━━ Records to use ━━
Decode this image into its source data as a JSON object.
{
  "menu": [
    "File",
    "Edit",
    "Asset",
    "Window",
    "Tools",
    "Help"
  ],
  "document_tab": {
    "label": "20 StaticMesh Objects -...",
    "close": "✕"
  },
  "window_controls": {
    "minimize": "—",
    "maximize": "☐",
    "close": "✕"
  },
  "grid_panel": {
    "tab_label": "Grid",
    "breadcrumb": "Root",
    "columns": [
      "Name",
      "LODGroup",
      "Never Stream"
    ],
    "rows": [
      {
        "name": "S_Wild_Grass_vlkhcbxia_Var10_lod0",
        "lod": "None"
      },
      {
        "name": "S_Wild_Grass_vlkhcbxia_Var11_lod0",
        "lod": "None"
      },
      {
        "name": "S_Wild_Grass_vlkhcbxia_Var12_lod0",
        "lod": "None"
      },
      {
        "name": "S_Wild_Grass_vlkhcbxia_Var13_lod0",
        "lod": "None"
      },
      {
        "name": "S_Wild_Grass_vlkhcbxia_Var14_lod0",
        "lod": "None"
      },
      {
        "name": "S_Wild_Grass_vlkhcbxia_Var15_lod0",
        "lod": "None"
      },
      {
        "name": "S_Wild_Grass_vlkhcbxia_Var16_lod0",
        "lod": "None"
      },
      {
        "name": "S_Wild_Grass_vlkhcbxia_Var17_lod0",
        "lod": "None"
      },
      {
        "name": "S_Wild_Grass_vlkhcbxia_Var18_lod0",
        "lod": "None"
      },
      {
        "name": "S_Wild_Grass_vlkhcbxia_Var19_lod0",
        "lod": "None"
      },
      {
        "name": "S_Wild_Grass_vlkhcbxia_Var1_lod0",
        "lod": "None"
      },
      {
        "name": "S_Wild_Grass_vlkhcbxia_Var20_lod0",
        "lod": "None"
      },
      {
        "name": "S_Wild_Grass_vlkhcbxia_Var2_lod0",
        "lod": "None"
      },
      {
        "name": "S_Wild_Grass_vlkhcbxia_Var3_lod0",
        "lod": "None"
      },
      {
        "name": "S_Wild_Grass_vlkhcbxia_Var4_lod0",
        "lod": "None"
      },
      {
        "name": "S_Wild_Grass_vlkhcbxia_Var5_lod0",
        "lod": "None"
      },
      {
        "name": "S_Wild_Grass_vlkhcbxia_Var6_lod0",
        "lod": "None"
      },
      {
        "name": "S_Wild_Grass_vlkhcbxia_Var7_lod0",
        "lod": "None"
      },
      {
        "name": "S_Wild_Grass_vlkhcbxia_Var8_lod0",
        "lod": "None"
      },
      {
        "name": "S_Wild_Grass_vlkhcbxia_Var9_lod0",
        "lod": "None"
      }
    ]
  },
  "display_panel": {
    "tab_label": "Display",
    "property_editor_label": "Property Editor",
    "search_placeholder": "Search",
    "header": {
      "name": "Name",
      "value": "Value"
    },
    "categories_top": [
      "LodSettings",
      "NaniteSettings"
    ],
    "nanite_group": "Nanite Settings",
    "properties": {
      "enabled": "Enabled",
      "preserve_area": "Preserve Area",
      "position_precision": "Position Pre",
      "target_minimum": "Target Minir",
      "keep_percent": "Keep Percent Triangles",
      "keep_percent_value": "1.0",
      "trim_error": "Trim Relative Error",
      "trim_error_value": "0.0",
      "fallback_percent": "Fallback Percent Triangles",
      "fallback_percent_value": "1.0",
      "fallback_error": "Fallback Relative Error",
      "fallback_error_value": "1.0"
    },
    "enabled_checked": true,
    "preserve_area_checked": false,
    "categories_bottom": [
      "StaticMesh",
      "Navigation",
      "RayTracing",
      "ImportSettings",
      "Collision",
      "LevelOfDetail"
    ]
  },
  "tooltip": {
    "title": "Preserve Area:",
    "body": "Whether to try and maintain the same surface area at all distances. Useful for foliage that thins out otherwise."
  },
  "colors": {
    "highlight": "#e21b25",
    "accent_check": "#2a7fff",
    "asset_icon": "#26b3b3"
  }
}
━━━
The problem →
Output all of the data again, exactly.

Answer below →
Decode this image into its source data as a JSON object.
{
  "menu": [
    "File",
    "Edit",
    "Asset",
    "Window",
    "Tools",
    "Help"
  ],
  "document_tab": {
    "label": "20 StaticMesh Objects -...",
    "close": "✕"
  },
  "window_controls": {
    "minimize": "—",
    "maximize": "☐",
    "close": "✕"
  },
  "grid_panel": {
    "tab_label": "Grid",
    "breadcrumb": "Root",
    "columns": [
      "Name",
      "LODGroup",
      "Never Stream"
    ],
    "rows": [
      {
        "name": "S_Wild_Grass_vlkhcbxia_Var10_lod0",
        "lod": "None"
      },
      {
        "name": "S_Wild_Grass_vlkhcbxia_Var11_lod0",
        "lod": "None"
      },
      {
        "name": "S_Wild_Grass_vlkhcbxia_Var12_lod0",
        "lod": "None"
      },
      {
        "name": "S_Wild_Grass_vlkhcbxia_Var13_lod0",
        "lod": "None"
      },
      {
        "name": "S_Wild_Grass_vlkhcbxia_Var14_lod0",
        "lod": "None"
      },
      {
        "name": "S_Wild_Grass_vlkhcbxia_Var15_lod0",
        "lod": "None"
      },
      {
        "name": "S_Wild_Grass_vlkhcbxia_Var16_lod0",
        "lod": "None"
      },
      {
        "name": "S_Wild_Grass_vlkhcbxia_Var17_lod0",
        "lod": "None"
      },
      {
        "name": "S_Wild_Grass_vlkhcbxia_Var18_lod0",
        "lod": "None"
      },
      {
        "name": "S_Wild_Grass_vlkhcbxia_Var19_lod0",
        "lod": "None"
      },
      {
        "name": "S_Wild_Grass_vlkhcbxia_Var1_lod0",
        "lod": "None"
      },
      {
        "name": "S_Wild_Grass_vlkhcbxia_Var20_lod0",
        "lod": "None"
      },
      {
        "name": "S_Wild_Grass_vlkhcbxia_Var2_lod0",
        "lod": "None"
      },
      {
        "name": "S_Wild_Grass_vlkhcbxia_Var3_lod0",
        "lod": "None"
      },
      {
        "name": "S_Wild_Grass_vlkhcbxia_Var4_lod0",
        "lod": "None"
      },
      {
        "name": "S_Wild_Grass_vlkhcbxia_Var5_lod0",
        "lod": "None"
      },
      {
        "name": "S_Wild_Grass_vlkhcbxia_Var6_lod0",
        "lod": "None"
      },
      {
        "name": "S_Wild_Grass_vlkhcbxia_Var7_lod0",
        "lod": "None"
      },
      {
        "name": "S_Wild_Grass_vlkhcbxia_Var8_lod0",
        "lod": "None"
      },
      {
        "name": "S_Wild_Grass_vlkhcbxia_Var9_lod0",
        "lod": "None"
      }
    ]
  },
  "display_panel": {
    "tab_label": "Display",
    "property_editor_label": "Property Editor",
    "search_placeholder": "Search",
    "header": {
      "name": "Name",
      "value": "Value"
    },
    "categories_top": [
      "LodSettings",
      "NaniteSettings"
    ],
    "nanite_group": "Nanite Settings",
    "properties": {
      "enabled": "Enabled",
      "preserve_area": "Preserve Area",
      "position_precision": "Position Pre",
      "target_minimum": "Target Minir",
      "keep_percent": "Keep Percent Triangles",
      "keep_percent_value": "1.0",
      "trim_error": "Trim Relative Error",
      "trim_error_value": "0.0",
      "fallback_percent": "Fallback Percent Triangles",
      "fallback_percent_value": "1.0",
      "fallback_error": "Fallback Relative Error",
      "fallback_error_value": "1.0"
    },
    "enabled_checked": true,
    "preserve_area_checked": false,
    "categories_bottom": [
      "StaticMesh",
      "Navigation",
      "RayTracing",
      "ImportSettings",
      "Collision",
      "LevelOfDetail"
    ]
  },
  "tooltip": {
    "title": "Preserve Area:",
    "body": "Whether to try and maintain the same surface area at all distances. Useful for foliage that thins out otherwise."
  },
  "colors": {
    "highlight": "#e21b25",
    "accent_check": "#2a7fff",
    "asset_icon": "#26b3b3"
  }
}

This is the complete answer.